## Requirement
Rewrite the listing from its first line through the line containing "event-banner: Green Technology", replacing "Summit" with "Expo" and keeping everything else the same.

===== Dataset content

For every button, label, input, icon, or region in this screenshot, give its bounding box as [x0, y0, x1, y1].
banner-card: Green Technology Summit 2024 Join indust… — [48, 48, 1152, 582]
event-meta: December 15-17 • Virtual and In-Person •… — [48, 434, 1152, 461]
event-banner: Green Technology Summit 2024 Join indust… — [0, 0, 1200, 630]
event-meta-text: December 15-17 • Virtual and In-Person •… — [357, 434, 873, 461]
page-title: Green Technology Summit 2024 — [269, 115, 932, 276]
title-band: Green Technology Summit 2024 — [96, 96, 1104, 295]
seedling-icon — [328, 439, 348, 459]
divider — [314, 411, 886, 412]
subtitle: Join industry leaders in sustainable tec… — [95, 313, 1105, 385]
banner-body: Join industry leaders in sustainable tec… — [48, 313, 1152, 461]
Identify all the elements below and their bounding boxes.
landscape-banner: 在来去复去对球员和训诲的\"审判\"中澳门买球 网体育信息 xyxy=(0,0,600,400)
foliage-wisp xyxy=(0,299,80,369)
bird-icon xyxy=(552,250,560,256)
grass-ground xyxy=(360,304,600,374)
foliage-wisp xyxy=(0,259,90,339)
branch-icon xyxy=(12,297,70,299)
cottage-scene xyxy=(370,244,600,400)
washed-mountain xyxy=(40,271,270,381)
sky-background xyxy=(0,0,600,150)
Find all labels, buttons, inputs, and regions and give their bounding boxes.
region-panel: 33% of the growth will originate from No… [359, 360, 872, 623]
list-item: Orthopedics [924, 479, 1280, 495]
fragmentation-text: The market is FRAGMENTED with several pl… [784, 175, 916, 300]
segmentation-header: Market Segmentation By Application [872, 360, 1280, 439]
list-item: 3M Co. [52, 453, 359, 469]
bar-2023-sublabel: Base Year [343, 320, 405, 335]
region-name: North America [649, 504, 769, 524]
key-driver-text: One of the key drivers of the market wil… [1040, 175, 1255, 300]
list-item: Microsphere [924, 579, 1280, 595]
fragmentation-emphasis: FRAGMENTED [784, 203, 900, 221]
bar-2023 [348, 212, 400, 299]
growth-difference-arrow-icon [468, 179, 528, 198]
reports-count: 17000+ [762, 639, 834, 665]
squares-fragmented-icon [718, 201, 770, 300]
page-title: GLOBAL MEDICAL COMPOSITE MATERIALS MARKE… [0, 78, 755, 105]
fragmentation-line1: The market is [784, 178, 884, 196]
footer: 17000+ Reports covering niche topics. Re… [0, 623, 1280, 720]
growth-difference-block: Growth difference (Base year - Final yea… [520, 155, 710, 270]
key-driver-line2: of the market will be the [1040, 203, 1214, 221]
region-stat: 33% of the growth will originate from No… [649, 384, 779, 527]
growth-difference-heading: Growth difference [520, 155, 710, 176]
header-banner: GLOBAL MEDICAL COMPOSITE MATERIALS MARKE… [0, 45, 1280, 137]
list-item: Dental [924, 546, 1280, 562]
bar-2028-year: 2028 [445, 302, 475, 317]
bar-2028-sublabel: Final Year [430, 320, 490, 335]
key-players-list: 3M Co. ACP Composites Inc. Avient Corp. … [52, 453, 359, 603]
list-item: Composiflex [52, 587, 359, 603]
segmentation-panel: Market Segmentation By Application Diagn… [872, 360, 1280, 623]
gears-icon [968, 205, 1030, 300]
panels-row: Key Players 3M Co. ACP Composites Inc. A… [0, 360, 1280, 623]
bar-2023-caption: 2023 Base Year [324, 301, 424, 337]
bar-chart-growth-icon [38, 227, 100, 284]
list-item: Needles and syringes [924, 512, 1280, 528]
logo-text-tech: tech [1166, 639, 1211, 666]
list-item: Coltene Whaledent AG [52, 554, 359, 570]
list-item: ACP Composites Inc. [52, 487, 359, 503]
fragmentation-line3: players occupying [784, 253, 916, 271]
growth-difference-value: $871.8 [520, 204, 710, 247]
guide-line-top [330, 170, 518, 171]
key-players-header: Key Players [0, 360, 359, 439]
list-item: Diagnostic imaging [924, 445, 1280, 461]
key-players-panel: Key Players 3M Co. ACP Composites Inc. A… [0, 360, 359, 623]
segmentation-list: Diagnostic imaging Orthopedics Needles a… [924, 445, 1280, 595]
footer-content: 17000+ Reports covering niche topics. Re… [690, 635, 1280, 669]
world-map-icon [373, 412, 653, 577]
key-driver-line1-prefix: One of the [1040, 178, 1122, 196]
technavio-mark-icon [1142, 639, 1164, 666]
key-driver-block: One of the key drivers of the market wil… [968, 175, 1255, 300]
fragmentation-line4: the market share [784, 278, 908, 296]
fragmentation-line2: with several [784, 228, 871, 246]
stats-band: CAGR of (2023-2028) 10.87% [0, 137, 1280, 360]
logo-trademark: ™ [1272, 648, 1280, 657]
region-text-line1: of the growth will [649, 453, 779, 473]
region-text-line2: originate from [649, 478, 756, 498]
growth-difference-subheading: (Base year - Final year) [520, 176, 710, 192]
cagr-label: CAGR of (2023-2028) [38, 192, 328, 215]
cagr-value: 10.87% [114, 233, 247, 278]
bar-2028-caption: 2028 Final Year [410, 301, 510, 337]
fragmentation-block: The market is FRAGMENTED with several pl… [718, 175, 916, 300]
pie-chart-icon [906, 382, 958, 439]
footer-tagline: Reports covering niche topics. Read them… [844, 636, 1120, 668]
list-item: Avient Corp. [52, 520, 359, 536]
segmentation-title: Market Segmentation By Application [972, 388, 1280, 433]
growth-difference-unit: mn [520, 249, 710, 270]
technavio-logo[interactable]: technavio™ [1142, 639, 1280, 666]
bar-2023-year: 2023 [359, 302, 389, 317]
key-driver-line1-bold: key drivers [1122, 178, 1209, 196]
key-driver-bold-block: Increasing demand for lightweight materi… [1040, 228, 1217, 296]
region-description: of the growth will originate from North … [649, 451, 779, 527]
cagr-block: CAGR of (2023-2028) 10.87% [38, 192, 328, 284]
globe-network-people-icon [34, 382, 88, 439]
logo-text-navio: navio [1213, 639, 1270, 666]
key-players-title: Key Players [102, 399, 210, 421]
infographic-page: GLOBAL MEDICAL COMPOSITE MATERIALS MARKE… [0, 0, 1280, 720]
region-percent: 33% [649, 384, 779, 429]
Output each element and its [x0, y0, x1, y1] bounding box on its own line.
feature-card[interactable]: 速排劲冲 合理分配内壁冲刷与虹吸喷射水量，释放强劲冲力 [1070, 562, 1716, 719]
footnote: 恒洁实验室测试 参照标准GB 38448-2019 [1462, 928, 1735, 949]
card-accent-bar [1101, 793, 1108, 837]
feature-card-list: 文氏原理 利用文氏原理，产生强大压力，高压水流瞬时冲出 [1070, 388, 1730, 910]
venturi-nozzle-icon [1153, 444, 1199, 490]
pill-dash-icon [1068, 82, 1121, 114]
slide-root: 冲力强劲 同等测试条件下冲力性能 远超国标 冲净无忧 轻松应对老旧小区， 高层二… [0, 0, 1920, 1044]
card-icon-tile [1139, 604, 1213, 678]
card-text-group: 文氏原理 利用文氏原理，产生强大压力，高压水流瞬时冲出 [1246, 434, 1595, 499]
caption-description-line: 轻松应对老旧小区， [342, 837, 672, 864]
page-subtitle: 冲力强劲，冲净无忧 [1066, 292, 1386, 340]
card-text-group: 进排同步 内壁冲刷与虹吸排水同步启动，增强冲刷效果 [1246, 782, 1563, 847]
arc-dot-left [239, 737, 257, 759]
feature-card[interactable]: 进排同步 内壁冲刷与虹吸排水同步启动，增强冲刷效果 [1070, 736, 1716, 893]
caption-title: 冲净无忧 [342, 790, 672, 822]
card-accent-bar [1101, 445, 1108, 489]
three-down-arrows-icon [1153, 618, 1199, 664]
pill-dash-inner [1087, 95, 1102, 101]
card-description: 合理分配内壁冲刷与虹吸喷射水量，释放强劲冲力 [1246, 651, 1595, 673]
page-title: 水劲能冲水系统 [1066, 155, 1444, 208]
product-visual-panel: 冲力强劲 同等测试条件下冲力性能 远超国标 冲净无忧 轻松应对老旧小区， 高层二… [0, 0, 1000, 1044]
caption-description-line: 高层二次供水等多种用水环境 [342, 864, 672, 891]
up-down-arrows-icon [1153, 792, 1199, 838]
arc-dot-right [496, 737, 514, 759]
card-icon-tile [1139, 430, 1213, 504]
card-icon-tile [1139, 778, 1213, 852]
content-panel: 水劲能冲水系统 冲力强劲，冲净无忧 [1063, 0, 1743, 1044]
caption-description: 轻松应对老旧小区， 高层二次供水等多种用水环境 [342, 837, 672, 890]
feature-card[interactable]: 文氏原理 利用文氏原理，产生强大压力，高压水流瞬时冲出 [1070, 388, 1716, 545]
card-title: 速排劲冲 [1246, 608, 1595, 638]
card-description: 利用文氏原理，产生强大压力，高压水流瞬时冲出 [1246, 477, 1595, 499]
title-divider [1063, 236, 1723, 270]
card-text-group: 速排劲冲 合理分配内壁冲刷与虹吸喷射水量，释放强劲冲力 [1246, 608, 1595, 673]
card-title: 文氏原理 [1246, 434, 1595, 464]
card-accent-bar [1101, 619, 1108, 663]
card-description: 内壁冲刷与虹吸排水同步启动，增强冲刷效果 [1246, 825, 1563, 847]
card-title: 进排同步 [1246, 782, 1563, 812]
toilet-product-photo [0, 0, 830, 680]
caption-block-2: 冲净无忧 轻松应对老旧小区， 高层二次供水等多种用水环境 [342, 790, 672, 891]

==========

## Right answer
For every button, label, input, icon, or region in this screenshot, give its bounding box as [x0, y0, x1, y1].
banner-card: Green Technology Expo 2024 Join indust… — [48, 48, 1152, 582]
event-meta: December 15-17 • Virtual and In-Person •… — [48, 434, 1152, 461]
event-banner: Green Technology Expo 2024 Join indust… — [0, 0, 1200, 630]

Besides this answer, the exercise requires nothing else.